* Stated task *
Please state how many lines in the records contain the string "ferait", with no words besides the number.
** Begin Records to use **
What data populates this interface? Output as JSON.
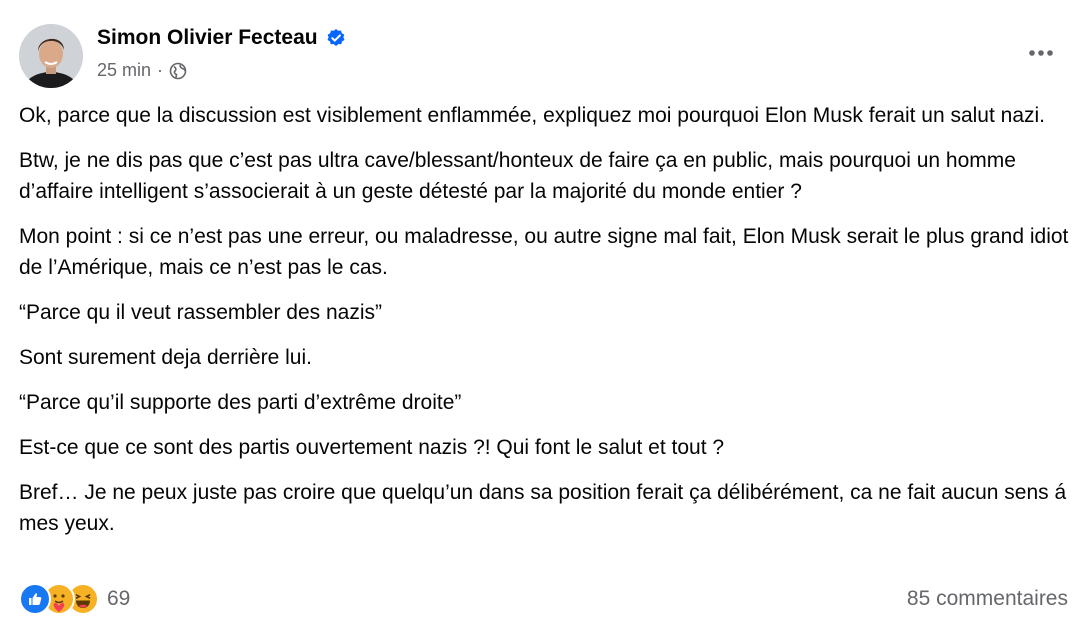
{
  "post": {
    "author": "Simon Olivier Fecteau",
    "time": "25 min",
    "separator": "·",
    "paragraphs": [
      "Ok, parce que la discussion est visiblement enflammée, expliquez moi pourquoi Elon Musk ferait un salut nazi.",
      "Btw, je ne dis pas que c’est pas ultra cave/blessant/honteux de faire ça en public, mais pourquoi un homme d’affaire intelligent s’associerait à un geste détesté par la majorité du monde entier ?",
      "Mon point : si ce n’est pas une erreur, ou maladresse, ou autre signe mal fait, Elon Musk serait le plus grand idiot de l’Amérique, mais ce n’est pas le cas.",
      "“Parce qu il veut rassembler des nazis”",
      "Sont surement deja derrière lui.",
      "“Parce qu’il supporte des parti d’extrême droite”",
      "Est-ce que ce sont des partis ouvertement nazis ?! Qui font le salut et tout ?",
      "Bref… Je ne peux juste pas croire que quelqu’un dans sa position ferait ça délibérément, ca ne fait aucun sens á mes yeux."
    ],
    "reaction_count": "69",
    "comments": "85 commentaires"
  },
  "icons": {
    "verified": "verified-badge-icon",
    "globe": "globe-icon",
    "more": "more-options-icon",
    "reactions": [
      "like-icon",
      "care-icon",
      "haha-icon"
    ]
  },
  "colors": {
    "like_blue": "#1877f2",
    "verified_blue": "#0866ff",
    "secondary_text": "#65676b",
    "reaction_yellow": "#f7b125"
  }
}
** End Records to use **
** Begin Records to use **
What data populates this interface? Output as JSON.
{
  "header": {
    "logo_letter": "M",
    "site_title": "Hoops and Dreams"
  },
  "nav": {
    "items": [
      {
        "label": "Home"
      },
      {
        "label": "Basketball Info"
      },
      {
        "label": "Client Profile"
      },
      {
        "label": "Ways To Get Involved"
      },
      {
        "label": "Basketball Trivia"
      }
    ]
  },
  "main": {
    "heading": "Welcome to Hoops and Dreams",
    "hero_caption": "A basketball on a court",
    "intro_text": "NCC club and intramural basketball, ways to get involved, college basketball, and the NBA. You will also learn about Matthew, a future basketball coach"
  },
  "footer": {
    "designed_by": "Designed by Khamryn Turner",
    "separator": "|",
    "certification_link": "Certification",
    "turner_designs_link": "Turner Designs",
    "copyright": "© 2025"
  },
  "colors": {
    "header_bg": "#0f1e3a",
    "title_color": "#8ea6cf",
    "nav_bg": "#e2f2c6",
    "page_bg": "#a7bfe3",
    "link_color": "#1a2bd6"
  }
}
** End Records to use **
* Result of this exercise *
2